**Work to complete:** Return the records word for word. Any pictures in them are not part of the copy.

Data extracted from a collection
↓

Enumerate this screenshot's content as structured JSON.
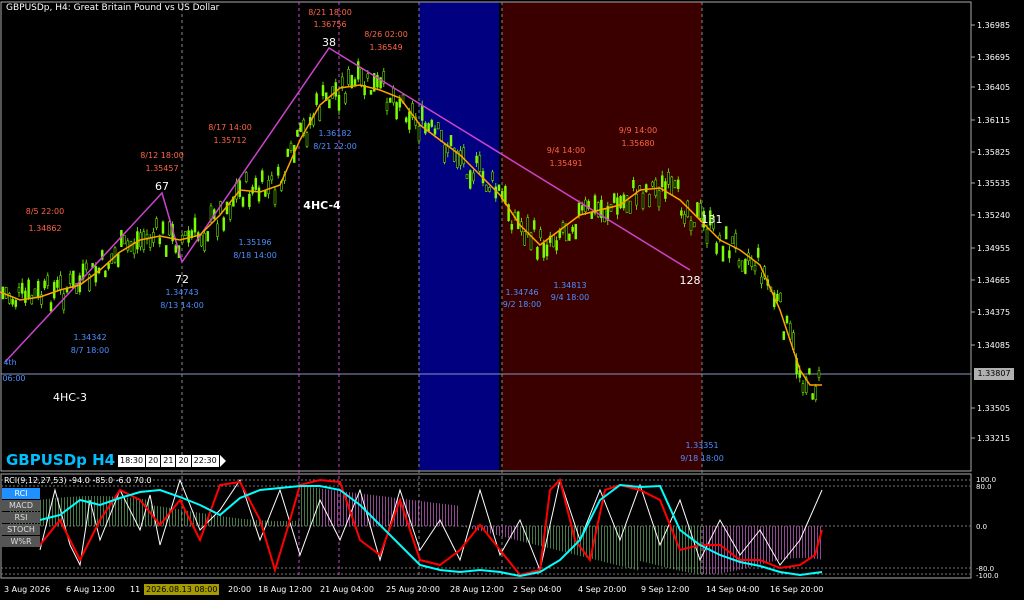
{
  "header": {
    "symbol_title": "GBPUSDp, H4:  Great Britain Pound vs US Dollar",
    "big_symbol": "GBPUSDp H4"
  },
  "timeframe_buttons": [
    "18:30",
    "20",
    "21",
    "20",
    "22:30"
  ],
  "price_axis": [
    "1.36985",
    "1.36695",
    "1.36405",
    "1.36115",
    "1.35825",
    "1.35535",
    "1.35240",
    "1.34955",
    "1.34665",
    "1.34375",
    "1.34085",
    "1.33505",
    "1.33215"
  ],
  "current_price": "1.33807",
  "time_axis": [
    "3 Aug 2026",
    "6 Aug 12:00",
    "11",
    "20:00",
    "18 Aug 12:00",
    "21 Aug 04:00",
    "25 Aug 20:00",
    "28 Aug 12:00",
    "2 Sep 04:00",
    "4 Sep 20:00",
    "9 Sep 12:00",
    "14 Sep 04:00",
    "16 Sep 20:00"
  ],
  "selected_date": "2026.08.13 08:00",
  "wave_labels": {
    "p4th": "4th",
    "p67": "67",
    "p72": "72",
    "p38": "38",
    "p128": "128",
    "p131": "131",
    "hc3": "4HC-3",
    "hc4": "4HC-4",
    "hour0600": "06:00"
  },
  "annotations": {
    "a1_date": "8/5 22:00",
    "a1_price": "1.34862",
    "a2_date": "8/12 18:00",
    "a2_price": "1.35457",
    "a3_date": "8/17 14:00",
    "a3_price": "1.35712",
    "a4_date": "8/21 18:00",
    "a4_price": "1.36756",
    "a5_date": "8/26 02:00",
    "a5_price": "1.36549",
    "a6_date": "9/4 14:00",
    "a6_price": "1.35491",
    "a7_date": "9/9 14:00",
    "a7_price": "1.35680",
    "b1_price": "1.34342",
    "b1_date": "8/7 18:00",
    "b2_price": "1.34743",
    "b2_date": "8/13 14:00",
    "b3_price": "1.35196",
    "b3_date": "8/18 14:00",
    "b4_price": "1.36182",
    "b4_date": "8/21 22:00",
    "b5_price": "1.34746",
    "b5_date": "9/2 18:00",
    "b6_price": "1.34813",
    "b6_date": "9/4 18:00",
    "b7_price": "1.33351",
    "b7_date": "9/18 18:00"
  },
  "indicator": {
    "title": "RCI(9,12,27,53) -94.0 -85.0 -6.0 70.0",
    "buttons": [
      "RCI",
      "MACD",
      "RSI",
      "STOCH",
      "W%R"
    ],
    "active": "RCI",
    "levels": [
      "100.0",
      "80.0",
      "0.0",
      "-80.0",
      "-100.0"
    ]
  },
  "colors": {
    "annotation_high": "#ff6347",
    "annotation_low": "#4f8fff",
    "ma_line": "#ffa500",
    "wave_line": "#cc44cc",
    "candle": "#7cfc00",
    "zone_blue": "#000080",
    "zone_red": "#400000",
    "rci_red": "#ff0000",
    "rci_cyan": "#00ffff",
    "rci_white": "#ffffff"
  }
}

↑

**Written answer:**
Enumerate this screenshot's content as structured JSON.
{
  "header": {
    "symbol_title": "GBPUSDp, H4:  Great Britain Pound vs US Dollar",
    "big_symbol": "GBPUSDp H4"
  },
  "timeframe_buttons": [
    "18:30",
    "20",
    "21",
    "20",
    "22:30"
  ],
  "price_axis": [
    "1.36985",
    "1.36695",
    "1.36405",
    "1.36115",
    "1.35825",
    "1.35535",
    "1.35240",
    "1.34955",
    "1.34665",
    "1.34375",
    "1.34085",
    "1.33505",
    "1.33215"
  ],
  "current_price": "1.33807",
  "time_axis": [
    "3 Aug 2026",
    "6 Aug 12:00",
    "11",
    "20:00",
    "18 Aug 12:00",
    "21 Aug 04:00",
    "25 Aug 20:00",
    "28 Aug 12:00",
    "2 Sep 04:00",
    "4 Sep 20:00",
    "9 Sep 12:00",
    "14 Sep 04:00",
    "16 Sep 20:00"
  ],
  "selected_date": "2026.08.13 08:00",
  "wave_labels": {
    "p4th": "4th",
    "p67": "67",
    "p72": "72",
    "p38": "38",
    "p128": "128",
    "p131": "131",
    "hc3": "4HC-3",
    "hc4": "4HC-4",
    "hour0600": "06:00"
  },
  "annotations": {
    "a1_date": "8/5 22:00",
    "a1_price": "1.34862",
    "a2_date": "8/12 18:00",
    "a2_price": "1.35457",
    "a3_date": "8/17 14:00",
    "a3_price": "1.35712",
    "a4_date": "8/21 18:00",
    "a4_price": "1.36756",
    "a5_date": "8/26 02:00",
    "a5_price": "1.36549",
    "a6_date": "9/4 14:00",
    "a6_price": "1.35491",
    "a7_date": "9/9 14:00",
    "a7_price": "1.35680",
    "b1_price": "1.34342",
    "b1_date": "8/7 18:00",
    "b2_price": "1.34743",
    "b2_date": "8/13 14:00",
    "b3_price": "1.35196",
    "b3_date": "8/18 14:00",
    "b4_price": "1.36182",
    "b4_date": "8/21 22:00",
    "b5_price": "1.34746",
    "b5_date": "9/2 18:00",
    "b6_price": "1.34813",
    "b6_date": "9/4 18:00",
    "b7_price": "1.33351",
    "b7_date": "9/18 18:00"
  },
  "indicator": {
    "title": "RCI(9,12,27,53) -94.0 -85.0 -6.0 70.0",
    "buttons": [
      "RCI",
      "MACD",
      "RSI",
      "STOCH",
      "W%R"
    ],
    "active": "RCI",
    "levels": [
      "100.0",
      "80.0",
      "0.0",
      "-80.0",
      "-100.0"
    ]
  },
  "colors": {
    "annotation_high": "#ff6347",
    "annotation_low": "#4f8fff",
    "ma_line": "#ffa500",
    "wave_line": "#cc44cc",
    "candle": "#7cfc00",
    "zone_blue": "#000080",
    "zone_red": "#400000",
    "rci_red": "#ff0000",
    "rci_cyan": "#00ffff",
    "rci_white": "#ffffff"
  }
}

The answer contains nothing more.